▶ [Text]
☆ ☆ ☆

Re: #290 [was: SHOULD-level requirements in p6-caching]

having the override be conditional on whether the CC header contained 
understood directives or not seems like not a great idea to me.

I'd have presumed that if the CC header exists, Pragma should be ignored 
- regardless of what directives are contained or whether they are 
understood or enacted.

The reasoning being:

* Pragma was an HTTP/1.0 header
* anyone implementing this RFC is implementing HTTP/1.1
* Pragma was recommended in RFC2616 to cope with HTTP/1.0 caches

therefore an HTTP/1.1 client is only sending Pragma to target HTTP/1.0 
intermediaries, which implementations of this spec are not. The only 
other case where an intermediary would expect to see a Pragma is from an 
HTTP/1.0 client, in which case it wouldn't expect to see C-C.  HTTP/1.1 
clients are still perfectly free to send whatever C-C directives they 
choose.  It's actually more deterministic to ignore Pragma than treat it 
as a repeat C-C header (and therefore combine the headers).  Especially 
since precedence of cache directives isn't explicitly defined (another 
issue).

Regards

Adrien




On 5/05/2011 3:04 p.m., Mark Nottingham wrote:
> On 05/05/2011, at 12:32 PM, Roy T. Fielding wrote:
>
>>> """
>>> When the no-cache pragma directive is present in a request, a cache MUST treat the request as if it contains the no-cache cache-control directive [ref], unless the Cache-Control header is also present in the request.

☆ ☆ ☆

▶ [Records provided]
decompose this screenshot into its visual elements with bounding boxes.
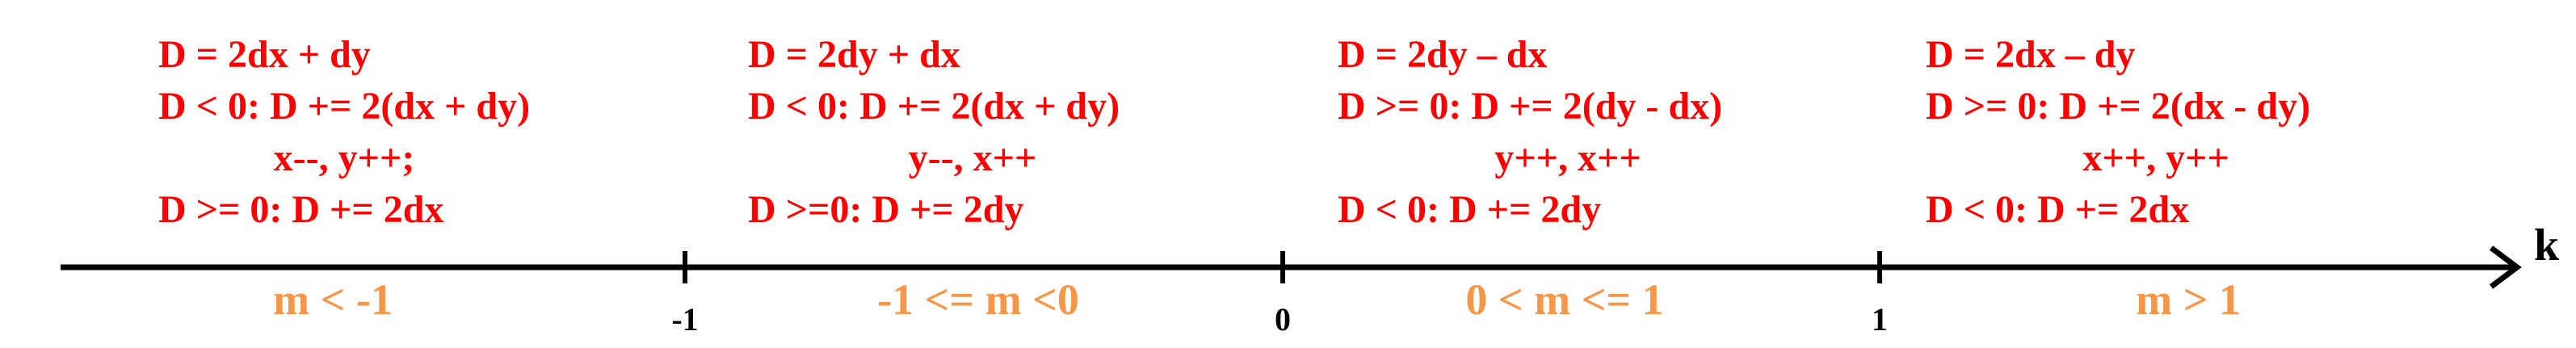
tick-label-0: 0: [1275, 301, 1291, 338]
region-shallow-negative: D = 2dy + dx D < 0: D += 2(dx + dy) y--,…: [748, 29, 1330, 236]
range-label-steep-positive: m > 1: [2136, 275, 2241, 324]
rule-step: x++, y++: [2082, 136, 2229, 179]
rule-condition-a: D < 0: D += 2(dx + dy): [158, 85, 531, 128]
rule-init: D = 2dx + dy: [158, 33, 371, 76]
range-label-shallow-positive: 0 < m <= 1: [1465, 275, 1664, 324]
region-steep-positive: D = 2dx – dy D >= 0: D += 2(dx - dy) x++…: [1926, 29, 2507, 236]
rule-init: D = 2dx – dy: [1926, 33, 2136, 76]
tick-label-neg1: -1: [671, 301, 699, 338]
rule-condition-b: D < 0: D += 2dy: [1338, 188, 1602, 231]
region-shallow-positive: D = 2dy – dx D >= 0: D += 2(dy - dx) y++…: [1338, 29, 1919, 236]
range-label-shallow-negative: -1 <= m <0: [877, 275, 1079, 324]
rule-condition-b: D < 0: D += 2dx: [1926, 188, 2190, 231]
rule-condition-b: D >=0: D += 2dy: [748, 188, 1024, 231]
rule-condition-b: D >= 0: D += 2dx: [158, 188, 444, 231]
rule-step: y++, x++: [1494, 136, 1641, 179]
rule-condition-a: D >= 0: D += 2(dy - dx): [1338, 85, 1723, 128]
rule-step: y--, x++: [908, 136, 1037, 179]
tick-label-1: 1: [1872, 301, 1888, 338]
rule-step: x--, y++;: [273, 136, 415, 179]
rule-condition-a: D >= 0: D += 2(dx - dy): [1926, 85, 2311, 128]
region-steep-negative: D = 2dx + dy D < 0: D += 2(dx + dy) x--,…: [158, 29, 740, 236]
rule-init: D = 2dy – dx: [1338, 33, 1548, 76]
axis-label-k: k: [2534, 220, 2560, 270]
rule-condition-a: D < 0: D += 2(dx + dy): [748, 85, 1120, 128]
rule-init: D = 2dy + dx: [748, 33, 960, 76]
axis-arrow-icon: [2489, 245, 2522, 289]
range-label-steep-negative: m < -1: [273, 275, 393, 324]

☆ ☆ ☆

▶ [What is asked]
a – Print the entries starting with the line containing "tick-label-0: 0: [1275, 301, 1291, 338]" and going on through the last line of the entries.
b – Carry on the email about Pragma and Cache-Control from the point where it stops.
The email and the entries are unrelated to each other.

▶ [Answers for this exercise]
a –
tick-label-0: 0: [1275, 301, 1291, 338]
region-shallow-negative: D = 2dy + dx D < 0: D += 2(dx + dy) y--,…: [748, 29, 1330, 236]
range-label-steep-positive: m > 1: [2136, 275, 2241, 324]
rule-step: x++, y++: [2082, 136, 2229, 179]
rule-condition-a: D < 0: D += 2(dx + dy): [158, 85, 531, 128]
rule-init: D = 2dx + dy: [158, 33, 371, 76]
range-label-shallow-positive: 0 < m <= 1: [1465, 275, 1664, 324]
region-steep-positive: D = 2dx – dy D >= 0: D += 2(dx - dy) x++…: [1926, 29, 2507, 236]
rule-init: D = 2dx – dy: [1926, 33, 2136, 76]
tick-label-neg1: -1: [671, 301, 699, 338]
rule-condition-b: D < 0: D += 2dy: [1338, 188, 1602, 231]
region-shallow-positive: D = 2dy – dx D >= 0: D += 2(dy - dx) y++…: [1338, 29, 1919, 236]
range-label-shallow-negative: -1 <= m <0: [877, 275, 1079, 324]
rule-condition-b: D < 0: D += 2dx: [1926, 188, 2190, 231]
rule-condition-b: D >=0: D += 2dy: [748, 188, 1024, 231]
rule-condition-b: D >= 0: D += 2dx: [158, 188, 444, 231]
rule-step: y++, x++: [1494, 136, 1641, 179]
rule-condition-a: D >= 0: D += 2(dy - dx): [1338, 85, 1723, 128]
rule-step: y--, x++: [908, 136, 1037, 179]
tick-label-1: 1: [1872, 301, 1888, 338]
rule-step: x--, y++;: [273, 136, 415, 179]
rule-condition-a: D >= 0: D += 2(dx - dy): [1926, 85, 2311, 128]
region-steep-negative: D = 2dx + dy D < 0: D += 2(dx + dy) x--,…: [158, 29, 740, 236]
rule-init: D = 2dy – dx: [1338, 33, 1548, 76]
axis-label-k: k: [2534, 220, 2560, 270]
rule-condition-a: D < 0: D += 2(dx + dy): [748, 85, 1120, 128]
rule-init: D = 2dy + dx: [748, 33, 960, 76]
axis-arrow-icon: [2489, 245, 2522, 289]
range-label-steep-negative: m < -1: [273, 275, 393, 324]

b –
>>>
>>> A client SHOULD include both pragma and cache-control directives when sending a no-cache request , unless Cache-Control: no-cache is omitted to target other Cache-Control directives at HTTP/1.1 caches, while precluding HTTP/1.0 implementations from using a cached response.
>>> """
>>>
>>> Is that workable?
>> Sounds like torture to me.  What is wrong with just ignoring Pragma
>> if Cache-Control is given and obeyed?
>
> "Obeyed" really needs to be qualified to those directives that are understood. I've have a go below; if you have suggestions, please provide specific text.
>
> """
> 3.4.  Pragma
>
> The "Pragma" header field allows backwards compatibility with HTTP/1.0 caches, so that clients can specify a "no-cache" request that they will understand (as Cache-Control was not defined until HTTP/1.1). When the Cache-Control header is also present and understood in a message, Pragma is ignored.
>
> In HTTP/1.0, Pragma was defined as an extensible field for implementation-specified directives for recipients. This specification deprecates such extensions to improve interoperability.
>
>       Pragma           = 1#pragma-directive
>       pragma-directive = "no-cache" / extension-pragma
>       extension-pragma = token [ "=" ( token / quoted-string ) ]
>
> When the no-cache pragma directive is present in a request, a cache MUST treat the request as if it contains the no-cache cache-control directive [ref], unless the Cache-Control header is also present and the cache obeys those cache-control directives [ref] that it contains (excepting any extensions that are not understood [ref]).
>
> A client SHOULD include both pragma and cache-control directives when sending a no-cache request, unless Cache-Control: no-cache is purposefully omitted to target other Cache-Control response directives at HTTP/1.1 caches. For example:
>
> GET / HTTP/1.1
> Host: www.example.com
> Cache-Control: max-age=30
> Pragma: no-cache
>
> will constrain HTTP/1.1 caches to serve a response no older than 30 seconds, while precluding implementations that do not understand Cache-Control from serving a cached response.
> """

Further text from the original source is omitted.